● WHAT TO WORK ON:
Each line below should be quoted exactly, please.

[Data records]
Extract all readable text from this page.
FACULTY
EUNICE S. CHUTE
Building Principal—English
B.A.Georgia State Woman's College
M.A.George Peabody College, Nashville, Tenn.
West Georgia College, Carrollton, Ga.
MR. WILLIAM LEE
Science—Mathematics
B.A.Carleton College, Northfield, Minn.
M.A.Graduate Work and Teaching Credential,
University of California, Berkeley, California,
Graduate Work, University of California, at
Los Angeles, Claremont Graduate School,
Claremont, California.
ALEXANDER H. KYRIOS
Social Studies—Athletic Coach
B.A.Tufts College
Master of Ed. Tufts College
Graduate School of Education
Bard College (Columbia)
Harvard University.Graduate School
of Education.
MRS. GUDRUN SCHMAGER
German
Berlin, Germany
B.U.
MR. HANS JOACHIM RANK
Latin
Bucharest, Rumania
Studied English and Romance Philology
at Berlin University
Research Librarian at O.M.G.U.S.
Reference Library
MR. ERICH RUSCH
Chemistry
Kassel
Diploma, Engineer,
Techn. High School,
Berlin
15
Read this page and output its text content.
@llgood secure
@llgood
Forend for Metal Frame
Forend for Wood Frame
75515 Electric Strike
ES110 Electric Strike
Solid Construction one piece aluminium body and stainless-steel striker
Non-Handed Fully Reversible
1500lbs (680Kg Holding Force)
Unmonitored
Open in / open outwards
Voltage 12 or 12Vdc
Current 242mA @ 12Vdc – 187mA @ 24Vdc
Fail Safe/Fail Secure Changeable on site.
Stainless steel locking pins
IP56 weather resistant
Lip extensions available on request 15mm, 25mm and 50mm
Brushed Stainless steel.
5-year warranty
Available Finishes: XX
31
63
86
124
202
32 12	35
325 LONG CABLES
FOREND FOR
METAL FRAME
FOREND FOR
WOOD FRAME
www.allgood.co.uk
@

● IN RESPONSE:
Extract all readable text from this page.
FACULTY
EUNICE S. CHUTE
Building Principal—English
B.A.Georgia State Woman's College
M.A.George Peabody College, Nashville, Tenn.
West Georgia College, Carrollton, Ga.
MR. WILLIAM LEE
Science—Mathematics
B.A.Carleton College, Northfield, Minn.
M.A.Graduate Work and Teaching Credential,
University of California, Berkeley, California,
Graduate Work, University of California, at
Los Angeles, Claremont Graduate School,
Claremont, California.
ALEXANDER H. KYRIOS
Social Studies—Athletic Coach
B.A.Tufts College
Master of Ed. Tufts College
Graduate School of Education
Bard College (Columbia)
Harvard University.Graduate School
of Education.
MRS. GUDRUN SCHMAGER
German
Berlin, Germany
B.U.
MR. HANS JOACHIM RANK
Latin
Bucharest, Rumania
Studied English and Romance Philology
at Berlin University
Research Librarian at O.M.G.U.S.
Reference Library
MR. ERICH RUSCH
Chemistry
Kassel
Diploma, Engineer,
Techn. High School,
Berlin
15
Read this page and output its text content.
@llgood secure
@llgood
Forend for Metal Frame
Forend for Wood Frame
75515 Electric Strike
ES110 Electric Strike
Solid Construction one piece aluminium body and stainless-steel striker
Non-Handed Fully Reversible
1500lbs (680Kg Holding Force)
Unmonitored
Open in / open outwards
Voltage 12 or 12Vdc
Current 242mA @ 12Vdc – 187mA @ 24Vdc
Fail Safe/Fail Secure Changeable on site.
Stainless steel locking pins
IP56 weather resistant
Lip extensions available on request 15mm, 25mm and 50mm
Brushed Stainless steel.
5-year warranty
Available Finishes: XX
31
63
86
124
202
32 12	35
325 LONG CABLES
FOREND FOR
METAL FRAME
FOREND FOR
WOOD FRAME
www.allgood.co.uk
@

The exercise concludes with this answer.